» Set problem
Identify all lines of the data containing the string "title" and copy them.

☆ ☆ ☆ ☆ ☆ ☆ ☆

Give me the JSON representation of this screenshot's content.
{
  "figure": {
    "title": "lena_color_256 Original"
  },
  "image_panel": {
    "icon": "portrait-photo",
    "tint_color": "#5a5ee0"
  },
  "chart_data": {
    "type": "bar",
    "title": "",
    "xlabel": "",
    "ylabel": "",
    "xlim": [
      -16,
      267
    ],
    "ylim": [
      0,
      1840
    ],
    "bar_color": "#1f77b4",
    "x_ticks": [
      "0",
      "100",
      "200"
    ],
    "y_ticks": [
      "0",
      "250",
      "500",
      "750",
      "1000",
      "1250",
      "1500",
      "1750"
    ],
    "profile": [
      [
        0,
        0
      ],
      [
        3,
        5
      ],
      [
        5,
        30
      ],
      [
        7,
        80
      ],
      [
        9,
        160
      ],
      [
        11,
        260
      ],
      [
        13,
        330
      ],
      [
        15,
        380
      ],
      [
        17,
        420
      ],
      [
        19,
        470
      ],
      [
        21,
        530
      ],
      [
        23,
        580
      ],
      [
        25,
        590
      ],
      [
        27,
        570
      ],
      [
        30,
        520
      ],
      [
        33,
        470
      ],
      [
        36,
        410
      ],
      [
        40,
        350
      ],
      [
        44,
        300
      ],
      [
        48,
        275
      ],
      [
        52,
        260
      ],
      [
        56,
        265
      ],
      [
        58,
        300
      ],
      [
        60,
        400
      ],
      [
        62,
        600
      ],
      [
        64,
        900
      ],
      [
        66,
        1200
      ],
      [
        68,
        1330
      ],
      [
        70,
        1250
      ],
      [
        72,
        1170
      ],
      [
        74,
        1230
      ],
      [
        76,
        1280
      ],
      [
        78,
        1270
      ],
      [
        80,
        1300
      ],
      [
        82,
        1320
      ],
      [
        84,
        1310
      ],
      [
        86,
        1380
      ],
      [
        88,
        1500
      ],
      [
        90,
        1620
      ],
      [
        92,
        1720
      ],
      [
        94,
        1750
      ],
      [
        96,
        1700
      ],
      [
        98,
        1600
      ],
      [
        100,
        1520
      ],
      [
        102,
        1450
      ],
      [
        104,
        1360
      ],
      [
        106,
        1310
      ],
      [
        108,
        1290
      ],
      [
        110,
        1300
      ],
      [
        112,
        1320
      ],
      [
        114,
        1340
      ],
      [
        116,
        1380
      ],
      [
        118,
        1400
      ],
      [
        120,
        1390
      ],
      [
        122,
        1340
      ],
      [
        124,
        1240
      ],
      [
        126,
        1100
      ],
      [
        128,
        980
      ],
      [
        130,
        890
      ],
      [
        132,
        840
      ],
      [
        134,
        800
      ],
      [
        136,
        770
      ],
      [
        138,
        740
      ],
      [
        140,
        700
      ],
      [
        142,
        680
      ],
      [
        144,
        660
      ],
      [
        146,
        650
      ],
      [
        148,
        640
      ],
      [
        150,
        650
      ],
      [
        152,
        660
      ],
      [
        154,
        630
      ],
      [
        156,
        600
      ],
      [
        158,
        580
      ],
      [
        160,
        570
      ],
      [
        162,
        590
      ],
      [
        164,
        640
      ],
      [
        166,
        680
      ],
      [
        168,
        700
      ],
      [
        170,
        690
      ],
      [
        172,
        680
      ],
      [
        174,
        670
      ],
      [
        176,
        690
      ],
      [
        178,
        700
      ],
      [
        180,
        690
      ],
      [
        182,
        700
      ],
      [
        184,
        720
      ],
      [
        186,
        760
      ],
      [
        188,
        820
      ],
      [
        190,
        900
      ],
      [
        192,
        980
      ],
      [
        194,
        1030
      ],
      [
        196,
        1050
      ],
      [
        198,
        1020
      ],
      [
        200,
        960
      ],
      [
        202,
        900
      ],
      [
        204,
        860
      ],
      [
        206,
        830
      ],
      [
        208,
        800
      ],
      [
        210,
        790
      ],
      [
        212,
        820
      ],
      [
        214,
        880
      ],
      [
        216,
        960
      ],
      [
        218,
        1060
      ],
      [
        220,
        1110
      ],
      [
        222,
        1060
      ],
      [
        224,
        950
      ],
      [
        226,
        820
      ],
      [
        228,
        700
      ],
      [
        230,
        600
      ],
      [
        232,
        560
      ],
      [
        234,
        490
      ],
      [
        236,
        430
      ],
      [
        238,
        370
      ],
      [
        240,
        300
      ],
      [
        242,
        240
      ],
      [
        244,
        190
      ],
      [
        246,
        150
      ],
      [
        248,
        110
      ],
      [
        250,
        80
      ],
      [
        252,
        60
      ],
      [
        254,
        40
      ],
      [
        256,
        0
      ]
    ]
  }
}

☆ ☆ ☆ ☆ ☆ ☆ ☆

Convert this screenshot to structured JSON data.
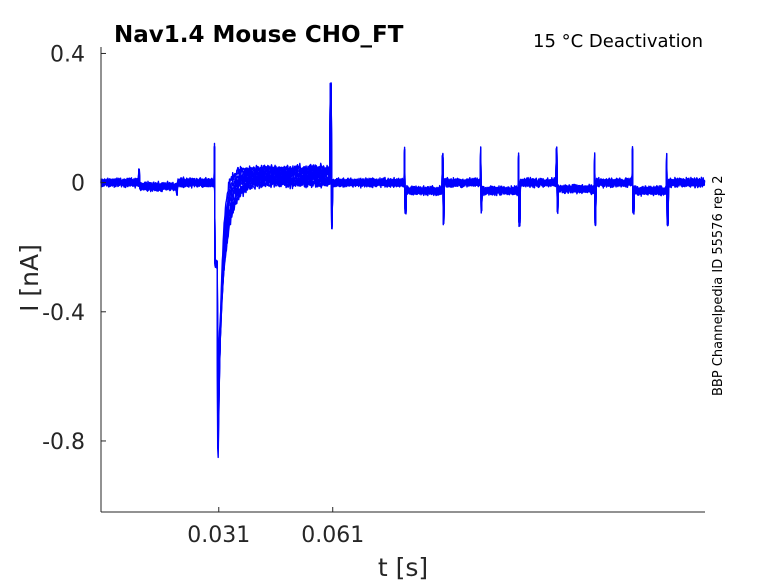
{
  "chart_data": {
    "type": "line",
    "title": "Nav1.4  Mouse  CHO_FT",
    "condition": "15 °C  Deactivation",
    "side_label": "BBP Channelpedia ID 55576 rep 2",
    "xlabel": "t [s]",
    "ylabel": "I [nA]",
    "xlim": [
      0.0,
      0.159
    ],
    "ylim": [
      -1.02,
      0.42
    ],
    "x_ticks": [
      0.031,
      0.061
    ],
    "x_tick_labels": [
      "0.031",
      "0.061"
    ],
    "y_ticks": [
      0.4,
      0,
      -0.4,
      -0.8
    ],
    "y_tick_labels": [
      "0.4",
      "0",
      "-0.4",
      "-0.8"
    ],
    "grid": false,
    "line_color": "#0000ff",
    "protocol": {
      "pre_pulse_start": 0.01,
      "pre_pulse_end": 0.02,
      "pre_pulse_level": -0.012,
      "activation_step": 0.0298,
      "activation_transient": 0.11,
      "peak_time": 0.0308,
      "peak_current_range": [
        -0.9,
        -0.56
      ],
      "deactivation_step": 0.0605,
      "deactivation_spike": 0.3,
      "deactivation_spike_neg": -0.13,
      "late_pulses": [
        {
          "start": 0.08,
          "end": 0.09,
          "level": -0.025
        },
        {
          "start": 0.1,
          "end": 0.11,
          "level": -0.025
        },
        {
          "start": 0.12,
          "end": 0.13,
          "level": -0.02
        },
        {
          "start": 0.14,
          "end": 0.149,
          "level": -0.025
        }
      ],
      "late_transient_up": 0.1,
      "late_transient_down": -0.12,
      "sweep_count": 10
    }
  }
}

☆ ☆ ☆ ☆ ☆ ☆ ☆

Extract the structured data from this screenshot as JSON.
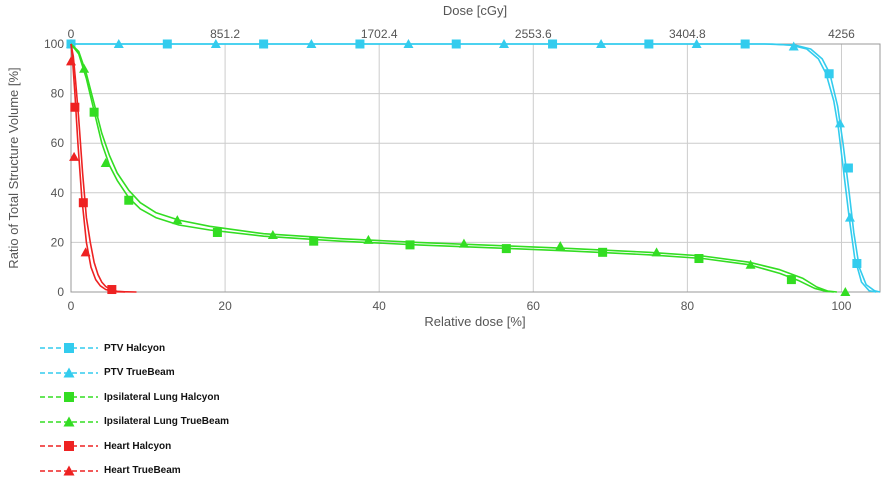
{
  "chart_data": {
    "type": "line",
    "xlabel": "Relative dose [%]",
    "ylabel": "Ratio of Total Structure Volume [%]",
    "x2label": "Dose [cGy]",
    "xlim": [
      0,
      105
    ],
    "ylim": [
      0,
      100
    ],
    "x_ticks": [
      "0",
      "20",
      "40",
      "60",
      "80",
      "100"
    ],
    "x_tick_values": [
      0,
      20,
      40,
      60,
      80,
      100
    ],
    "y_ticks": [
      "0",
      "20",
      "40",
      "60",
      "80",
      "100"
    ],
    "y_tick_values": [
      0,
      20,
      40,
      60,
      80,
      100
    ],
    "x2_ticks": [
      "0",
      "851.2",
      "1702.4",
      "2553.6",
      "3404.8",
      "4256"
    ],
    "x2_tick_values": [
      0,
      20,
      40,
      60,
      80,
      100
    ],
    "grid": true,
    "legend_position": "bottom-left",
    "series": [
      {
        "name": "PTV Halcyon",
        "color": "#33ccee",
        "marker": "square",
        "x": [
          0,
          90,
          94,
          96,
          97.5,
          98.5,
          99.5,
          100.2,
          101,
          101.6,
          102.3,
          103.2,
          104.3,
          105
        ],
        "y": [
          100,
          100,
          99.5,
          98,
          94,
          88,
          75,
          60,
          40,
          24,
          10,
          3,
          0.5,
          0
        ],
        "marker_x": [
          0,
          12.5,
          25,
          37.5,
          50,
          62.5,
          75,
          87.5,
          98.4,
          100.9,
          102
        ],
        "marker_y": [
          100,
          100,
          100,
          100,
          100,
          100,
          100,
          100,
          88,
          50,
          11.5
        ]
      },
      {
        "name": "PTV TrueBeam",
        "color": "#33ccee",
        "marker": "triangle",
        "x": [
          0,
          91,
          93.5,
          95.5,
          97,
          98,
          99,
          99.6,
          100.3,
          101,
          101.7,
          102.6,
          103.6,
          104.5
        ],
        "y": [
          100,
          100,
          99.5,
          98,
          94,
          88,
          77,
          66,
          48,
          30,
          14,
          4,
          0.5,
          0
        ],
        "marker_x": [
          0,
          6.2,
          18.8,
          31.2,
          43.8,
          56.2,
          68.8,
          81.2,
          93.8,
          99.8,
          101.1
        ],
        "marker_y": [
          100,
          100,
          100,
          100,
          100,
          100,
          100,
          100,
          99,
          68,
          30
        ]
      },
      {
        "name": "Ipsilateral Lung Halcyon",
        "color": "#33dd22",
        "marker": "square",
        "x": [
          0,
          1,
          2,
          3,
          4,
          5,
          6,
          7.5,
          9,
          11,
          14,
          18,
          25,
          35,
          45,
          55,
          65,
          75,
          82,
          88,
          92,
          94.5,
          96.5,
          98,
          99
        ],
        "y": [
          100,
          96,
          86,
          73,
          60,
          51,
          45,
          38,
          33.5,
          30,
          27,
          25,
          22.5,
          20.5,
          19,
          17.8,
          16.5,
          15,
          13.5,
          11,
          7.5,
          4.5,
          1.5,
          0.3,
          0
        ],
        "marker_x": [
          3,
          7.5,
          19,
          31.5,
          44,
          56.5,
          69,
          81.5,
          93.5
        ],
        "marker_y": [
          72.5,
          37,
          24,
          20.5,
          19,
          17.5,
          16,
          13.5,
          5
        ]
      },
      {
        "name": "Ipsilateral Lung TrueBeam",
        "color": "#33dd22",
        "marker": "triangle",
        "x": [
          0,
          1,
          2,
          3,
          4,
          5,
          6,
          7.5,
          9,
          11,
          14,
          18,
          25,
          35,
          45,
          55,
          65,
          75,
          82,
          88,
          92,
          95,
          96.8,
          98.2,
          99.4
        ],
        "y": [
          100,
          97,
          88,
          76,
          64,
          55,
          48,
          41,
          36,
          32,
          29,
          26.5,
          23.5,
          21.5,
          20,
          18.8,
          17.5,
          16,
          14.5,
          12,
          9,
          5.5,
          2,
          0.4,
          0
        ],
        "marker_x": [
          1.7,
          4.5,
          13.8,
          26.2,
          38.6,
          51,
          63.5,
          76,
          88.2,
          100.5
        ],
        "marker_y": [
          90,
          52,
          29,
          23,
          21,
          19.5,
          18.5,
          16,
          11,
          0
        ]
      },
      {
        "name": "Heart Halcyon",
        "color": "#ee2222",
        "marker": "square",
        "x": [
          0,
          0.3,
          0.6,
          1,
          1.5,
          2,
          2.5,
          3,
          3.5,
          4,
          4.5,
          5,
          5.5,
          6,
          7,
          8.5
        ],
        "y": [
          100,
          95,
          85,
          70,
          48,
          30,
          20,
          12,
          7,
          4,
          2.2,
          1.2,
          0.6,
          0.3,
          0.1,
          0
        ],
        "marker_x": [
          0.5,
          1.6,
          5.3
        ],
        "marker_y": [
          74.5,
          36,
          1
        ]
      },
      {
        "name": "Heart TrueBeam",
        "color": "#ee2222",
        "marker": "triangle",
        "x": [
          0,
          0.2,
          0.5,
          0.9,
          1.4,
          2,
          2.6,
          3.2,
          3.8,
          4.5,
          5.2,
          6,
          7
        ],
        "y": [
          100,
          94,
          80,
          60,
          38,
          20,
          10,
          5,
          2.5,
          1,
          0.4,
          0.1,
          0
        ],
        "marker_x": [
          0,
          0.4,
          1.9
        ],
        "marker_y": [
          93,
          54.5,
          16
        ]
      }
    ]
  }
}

☆ ☆ ☆ ☆ ☆ ☆ ☆

» Answer below
    "title": "lena_color_256 Original"
    "title": "",
    "title": "Nav1.4  Mouse  CHO_FT",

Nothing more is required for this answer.